• **EXERCISE AIM**:
Look through the material below. Copy every line with the string "this" in it.

Stored items:
────────────────

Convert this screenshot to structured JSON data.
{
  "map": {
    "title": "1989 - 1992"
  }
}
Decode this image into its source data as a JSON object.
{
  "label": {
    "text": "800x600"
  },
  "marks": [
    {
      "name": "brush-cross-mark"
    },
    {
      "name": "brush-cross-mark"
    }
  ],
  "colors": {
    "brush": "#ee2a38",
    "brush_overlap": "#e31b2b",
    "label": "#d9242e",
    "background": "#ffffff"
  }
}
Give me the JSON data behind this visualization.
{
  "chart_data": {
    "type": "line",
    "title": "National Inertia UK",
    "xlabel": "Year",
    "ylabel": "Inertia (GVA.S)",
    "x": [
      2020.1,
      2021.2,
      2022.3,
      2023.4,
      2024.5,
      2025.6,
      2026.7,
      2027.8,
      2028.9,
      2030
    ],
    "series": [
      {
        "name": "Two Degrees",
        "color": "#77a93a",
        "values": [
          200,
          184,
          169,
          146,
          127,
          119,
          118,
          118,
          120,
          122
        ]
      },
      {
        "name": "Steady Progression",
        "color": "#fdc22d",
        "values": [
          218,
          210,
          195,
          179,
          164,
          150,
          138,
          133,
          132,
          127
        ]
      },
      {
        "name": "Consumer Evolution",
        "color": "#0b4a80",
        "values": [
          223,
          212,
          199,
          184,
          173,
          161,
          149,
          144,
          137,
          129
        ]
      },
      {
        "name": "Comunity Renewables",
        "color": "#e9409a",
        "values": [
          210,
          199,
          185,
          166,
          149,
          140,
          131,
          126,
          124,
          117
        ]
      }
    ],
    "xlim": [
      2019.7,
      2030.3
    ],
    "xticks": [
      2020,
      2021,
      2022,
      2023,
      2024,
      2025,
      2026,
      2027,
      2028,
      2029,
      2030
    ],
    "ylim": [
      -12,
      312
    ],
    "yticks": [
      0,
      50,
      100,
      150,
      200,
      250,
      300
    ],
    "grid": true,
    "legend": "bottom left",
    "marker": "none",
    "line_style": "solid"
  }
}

────────────────

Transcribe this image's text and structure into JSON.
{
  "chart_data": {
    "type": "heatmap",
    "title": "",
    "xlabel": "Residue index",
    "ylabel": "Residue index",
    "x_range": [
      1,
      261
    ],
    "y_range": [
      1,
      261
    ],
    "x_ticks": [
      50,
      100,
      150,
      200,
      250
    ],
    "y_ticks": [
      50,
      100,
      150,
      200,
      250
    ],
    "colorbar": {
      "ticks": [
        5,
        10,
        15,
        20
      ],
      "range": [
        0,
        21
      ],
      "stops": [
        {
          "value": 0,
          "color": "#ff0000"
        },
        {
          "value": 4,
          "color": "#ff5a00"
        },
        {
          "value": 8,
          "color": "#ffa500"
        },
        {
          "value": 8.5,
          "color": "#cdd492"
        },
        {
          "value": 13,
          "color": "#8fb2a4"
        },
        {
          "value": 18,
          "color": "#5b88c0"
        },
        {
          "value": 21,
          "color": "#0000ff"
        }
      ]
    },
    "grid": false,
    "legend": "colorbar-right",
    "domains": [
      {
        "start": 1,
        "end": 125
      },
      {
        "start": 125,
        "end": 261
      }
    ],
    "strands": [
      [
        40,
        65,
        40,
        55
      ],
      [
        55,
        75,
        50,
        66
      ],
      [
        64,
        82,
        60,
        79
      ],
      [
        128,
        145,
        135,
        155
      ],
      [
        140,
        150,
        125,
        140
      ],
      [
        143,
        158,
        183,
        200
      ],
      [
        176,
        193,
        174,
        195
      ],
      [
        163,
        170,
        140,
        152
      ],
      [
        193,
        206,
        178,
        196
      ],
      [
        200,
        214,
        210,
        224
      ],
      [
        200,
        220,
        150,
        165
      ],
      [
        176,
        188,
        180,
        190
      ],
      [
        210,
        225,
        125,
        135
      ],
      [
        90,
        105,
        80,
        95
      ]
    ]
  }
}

────────────────

• **REPLY**:
Convert this screenshot to structured JSON data.
Decode this image into its source data as a JSON object.
Give me the JSON data behind this visualization.
Transcribe this image's text and structure into JSON.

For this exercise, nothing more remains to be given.